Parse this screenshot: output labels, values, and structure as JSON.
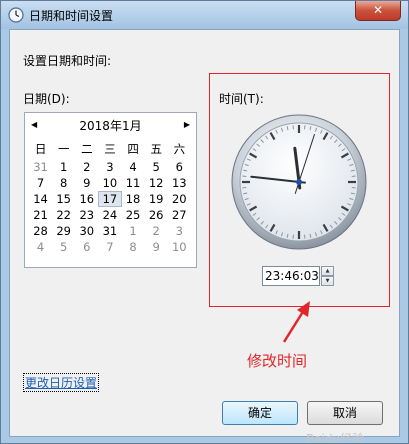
{
  "window": {
    "title": "日期和时间设置",
    "close_label": "✕"
  },
  "prompt": "设置日期和时间:",
  "date_section": {
    "label": "日期(D):",
    "calendar": {
      "prev": "◀",
      "next": "▶",
      "month": "2018年1月",
      "weekdays": [
        "日",
        "一",
        "二",
        "三",
        "四",
        "五",
        "六"
      ],
      "weeks": [
        [
          {
            "d": "31",
            "m": true
          },
          {
            "d": "1"
          },
          {
            "d": "2"
          },
          {
            "d": "3"
          },
          {
            "d": "4"
          },
          {
            "d": "5"
          },
          {
            "d": "6"
          }
        ],
        [
          {
            "d": "7"
          },
          {
            "d": "8"
          },
          {
            "d": "9"
          },
          {
            "d": "10"
          },
          {
            "d": "11"
          },
          {
            "d": "12"
          },
          {
            "d": "13"
          }
        ],
        [
          {
            "d": "14"
          },
          {
            "d": "15"
          },
          {
            "d": "16"
          },
          {
            "d": "17",
            "t": true
          },
          {
            "d": "18"
          },
          {
            "d": "19"
          },
          {
            "d": "20"
          }
        ],
        [
          {
            "d": "21"
          },
          {
            "d": "22"
          },
          {
            "d": "23"
          },
          {
            "d": "24"
          },
          {
            "d": "25"
          },
          {
            "d": "26"
          },
          {
            "d": "27"
          }
        ],
        [
          {
            "d": "28"
          },
          {
            "d": "29"
          },
          {
            "d": "30"
          },
          {
            "d": "31"
          },
          {
            "d": "1",
            "m": true
          },
          {
            "d": "2",
            "m": true
          },
          {
            "d": "3",
            "m": true
          }
        ],
        [
          {
            "d": "4",
            "m": true
          },
          {
            "d": "5",
            "m": true
          },
          {
            "d": "6",
            "m": true
          },
          {
            "d": "7",
            "m": true
          },
          {
            "d": "8",
            "m": true
          },
          {
            "d": "9",
            "m": true
          },
          {
            "d": "10",
            "m": true
          }
        ]
      ]
    }
  },
  "time_section": {
    "label": "时间(T):",
    "value": "23:46:03",
    "hour": 23,
    "minute": 46,
    "second": 3,
    "spin_up": "▲",
    "spin_down": "▼"
  },
  "annotation": {
    "text": "修改时间",
    "color": "#e0262a"
  },
  "link": {
    "label": "更改日历设置"
  },
  "buttons": {
    "ok": "确定",
    "cancel": "取消"
  },
  "watermark": "Baidu经验"
}
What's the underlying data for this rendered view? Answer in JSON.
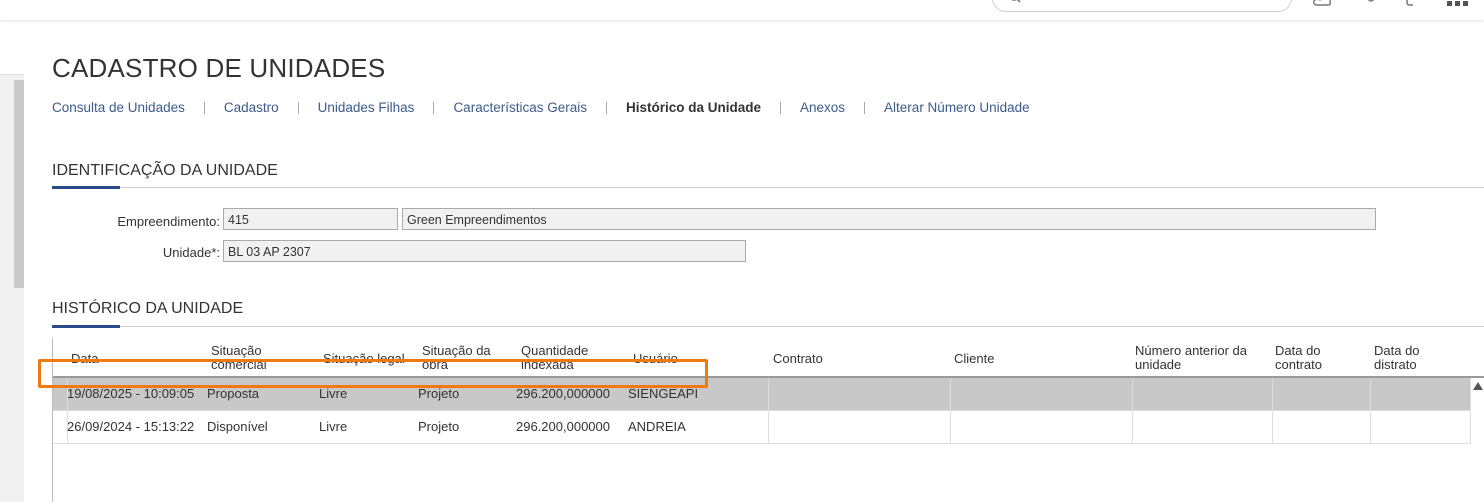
{
  "page": {
    "title": "CADASTRO DE UNIDADES"
  },
  "tabs": [
    {
      "label": "Consulta de Unidades"
    },
    {
      "label": "Cadastro"
    },
    {
      "label": "Unidades Filhas"
    },
    {
      "label": "Características Gerais"
    },
    {
      "label": "Histórico da Unidade",
      "active": true
    },
    {
      "label": "Anexos"
    },
    {
      "label": "Alterar Número Unidade"
    }
  ],
  "identificacao": {
    "title": "IDENTIFICAÇÃO DA UNIDADE",
    "empreendimento_label": "Empreendimento:",
    "empreendimento_code": "415",
    "empreendimento_name": "Green Empreendimentos",
    "unidade_label": "Unidade*:",
    "unidade_value": "BL 03 AP  2307"
  },
  "historico": {
    "title": "HISTÓRICO DA UNIDADE",
    "columns": {
      "data": "Data",
      "situacao_comercial": "Situação comercial",
      "situacao_legal": "Situação legal",
      "situacao_obra": "Situação da obra",
      "quantidade": "Quantidade indexada",
      "usuario": "Usuário",
      "contrato": "Contrato",
      "cliente": "Cliente",
      "numero_anterior": "Número anterior da unidade",
      "data_contrato": "Data do contrato",
      "data_distrato": "Data do distrato"
    },
    "rows": [
      {
        "data": "19/08/2025 -  10:09:05",
        "situacao_comercial": "Proposta",
        "situacao_legal": "Livre",
        "situacao_obra": "Projeto",
        "quantidade": "296.200,000000",
        "usuario": "SIENGEAPI",
        "contrato": "",
        "cliente": "",
        "numero_anterior": "",
        "data_contrato": "",
        "data_distrato": ""
      },
      {
        "data": "26/09/2024 -  15:13:22",
        "situacao_comercial": "Disponível",
        "situacao_legal": "Livre",
        "situacao_obra": "Projeto",
        "quantidade": "296.200,000000",
        "usuario": "ANDREIA",
        "contrato": "",
        "cliente": "",
        "numero_anterior": "",
        "data_contrato": "",
        "data_distrato": ""
      }
    ]
  },
  "colors": {
    "accent": "#2b4a8a",
    "highlight": "#f07a10",
    "selected_row": "#c8c8c8",
    "link": "#3d5b8a"
  },
  "icons": [
    "search-icon",
    "cloud-icon",
    "help-icon",
    "notification-icon",
    "apps-grid-icon"
  ]
}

****************

# Task details
Will you set down the records word for word while leaving out every picture?

# Written solution
Parse this screenshot: output labels, values, and structure as JSON.
{
  "window": {
    "title": "日期和时间设置",
    "close_label": "✕"
  },
  "prompt": "设置日期和时间:",
  "date_section": {
    "label": "日期(D):",
    "calendar": {
      "prev": "◀",
      "next": "▶",
      "month": "2018年1月",
      "weekdays": [
        "日",
        "一",
        "二",
        "三",
        "四",
        "五",
        "六"
      ],
      "weeks": [
        [
          {
            "d": "31",
            "m": true
          },
          {
            "d": "1"
          },
          {
            "d": "2"
          },
          {
            "d": "3"
          },
          {
            "d": "4"
          },
          {
            "d": "5"
          },
          {
            "d": "6"
          }
        ],
        [
          {
            "d": "7"
          },
          {
            "d": "8"
          },
          {
            "d": "9"
          },
          {
            "d": "10"
          },
          {
            "d": "11"
          },
          {
            "d": "12"
          },
          {
            "d": "13"
          }
        ],
        [
          {
            "d": "14"
          },
          {
            "d": "15"
          },
          {
            "d": "16"
          },
          {
            "d": "17",
            "t": true
          },
          {
            "d": "18"
          },
          {
            "d": "19"
          },
          {
            "d": "20"
          }
        ],
        [
          {
            "d": "21"
          },
          {
            "d": "22"
          },
          {
            "d": "23"
          },
          {
            "d": "24"
          },
          {
            "d": "25"
          },
          {
            "d": "26"
          },
          {
            "d": "27"
          }
        ],
        [
          {
            "d": "28"
          },
          {
            "d": "29"
          },
          {
            "d": "30"
          },
          {
            "d": "31"
          },
          {
            "d": "1",
            "m": true
          },
          {
            "d": "2",
            "m": true
          },
          {
            "d": "3",
            "m": true
          }
        ],
        [
          {
            "d": "4",
            "m": true
          },
          {
            "d": "5",
            "m": true
          },
          {
            "d": "6",
            "m": true
          },
          {
            "d": "7",
            "m": true
          },
          {
            "d": "8",
            "m": true
          },
          {
            "d": "9",
            "m": true
          },
          {
            "d": "10",
            "m": true
          }
        ]
      ]
    }
  },
  "time_section": {
    "label": "时间(T):",
    "value": "23:46:03",
    "hour": 23,
    "minute": 46,
    "second": 3,
    "spin_up": "▲",
    "spin_down": "▼"
  },
  "annotation": {
    "text": "修改时间",
    "color": "#e0262a"
  },
  "link": {
    "label": "更改日历设置"
  },
  "buttons": {
    "ok": "确定",
    "cancel": "取消"
  },
  "watermark": "Baidu经验"
}
What's the underlying data for this rendered view? Answer in JSON.
{
  "page": {
    "title": "CADASTRO DE UNIDADES"
  },
  "tabs": [
    {
      "label": "Consulta de Unidades"
    },
    {
      "label": "Cadastro"
    },
    {
      "label": "Unidades Filhas"
    },
    {
      "label": "Características Gerais"
    },
    {
      "label": "Histórico da Unidade",
      "active": true
    },
    {
      "label": "Anexos"
    },
    {
      "label": "Alterar Número Unidade"
    }
  ],
  "identificacao": {
    "title": "IDENTIFICAÇÃO DA UNIDADE",
    "empreendimento_label": "Empreendimento:",
    "empreendimento_code": "415",
    "empreendimento_name": "Green Empreendimentos",
    "unidade_label": "Unidade*:",
    "unidade_value": "BL 03 AP  2307"
  },
  "historico": {
    "title": "HISTÓRICO DA UNIDADE",
    "columns": {
      "data": "Data",
      "situacao_comercial": "Situação comercial",
      "situacao_legal": "Situação legal",
      "situacao_obra": "Situação da obra",
      "quantidade": "Quantidade indexada",
      "usuario": "Usuário",
      "contrato": "Contrato",
      "cliente": "Cliente",
      "numero_anterior": "Número anterior da unidade",
      "data_contrato": "Data do contrato",
      "data_distrato": "Data do distrato"
    },
    "rows": [
      {
        "data": "19/08/2025 -  10:09:05",
        "situacao_comercial": "Proposta",
        "situacao_legal": "Livre",
        "situacao_obra": "Projeto",
        "quantidade": "296.200,000000",
        "usuario": "SIENGEAPI",
        "contrato": "",
        "cliente": "",
        "numero_anterior": "",
        "data_contrato": "",
        "data_distrato": ""
      },
      {
        "data": "26/09/2024 -  15:13:22",
        "situacao_comercial": "Disponível",
        "situacao_legal": "Livre",
        "situacao_obra": "Projeto",
        "quantidade": "296.200,000000",
        "usuario": "ANDREIA",
        "contrato": "",
        "cliente": "",
        "numero_anterior": "",
        "data_contrato": "",
        "data_distrato": ""
      }
    ]
  },
  "colors": {
    "accent": "#2b4a8a",
    "highlight": "#f07a10",
    "selected_row": "#c8c8c8",
    "link": "#3d5b8a"
  },
  "icons": [
    "search-icon",
    "cloud-icon",
    "help-icon",
    "notification-icon",
    "apps-grid-icon"
  ]
}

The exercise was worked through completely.